(WRITTEN REQUEST) Retype the records below exactly as they appear, but leave out any pictures.

(Extracts from a graphics dataset)
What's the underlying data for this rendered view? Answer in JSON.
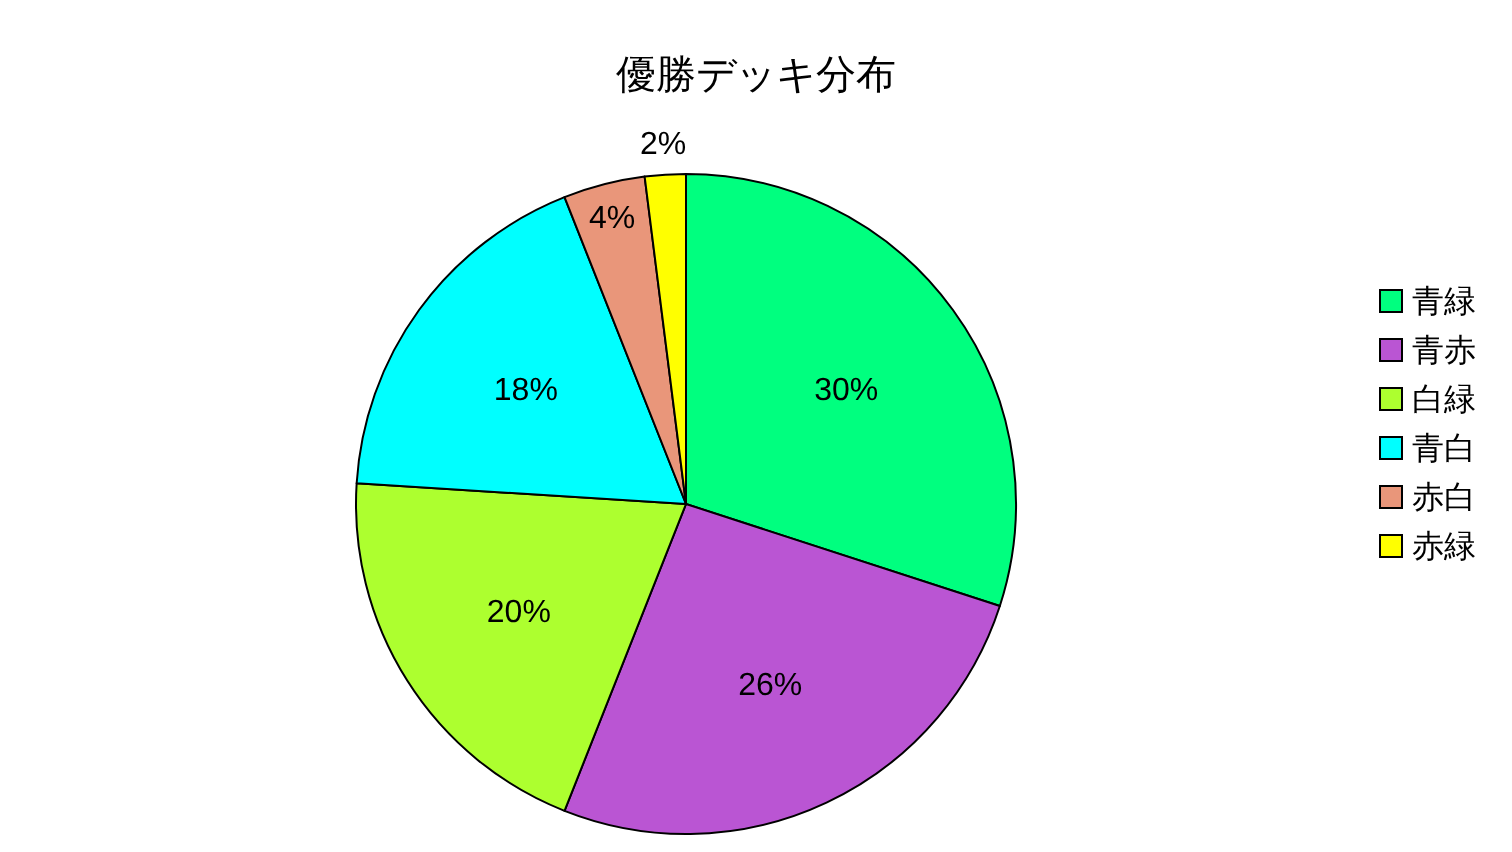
{
  "chart_data": {
    "type": "pie",
    "title": "優勝デッキ分布",
    "categories": [
      "青緑",
      "青赤",
      "白緑",
      "青白",
      "赤白",
      "赤緑"
    ],
    "values": [
      30,
      26,
      20,
      18,
      4,
      2
    ],
    "value_labels": [
      "30%",
      "26%",
      "20%",
      "18%",
      "4%",
      "2%"
    ],
    "colors": [
      "#00ff7f",
      "#ba55d3",
      "#adff2f",
      "#00ffff",
      "#e9967a",
      "#ffff00"
    ],
    "legend": "right"
  }
}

(IN RESPONSE)
What's the underlying data for this rendered view? Answer in JSON.
{
  "chart_data": {
    "type": "pie",
    "title": "優勝デッキ分布",
    "categories": [
      "青緑",
      "青赤",
      "白緑",
      "青白",
      "赤白",
      "赤緑"
    ],
    "values": [
      30,
      26,
      20,
      18,
      4,
      2
    ],
    "value_labels": [
      "30%",
      "26%",
      "20%",
      "18%",
      "4%",
      "2%"
    ],
    "colors": [
      "#00ff7f",
      "#ba55d3",
      "#adff2f",
      "#00ffff",
      "#e9967a",
      "#ffff00"
    ],
    "legend": "right"
  }
}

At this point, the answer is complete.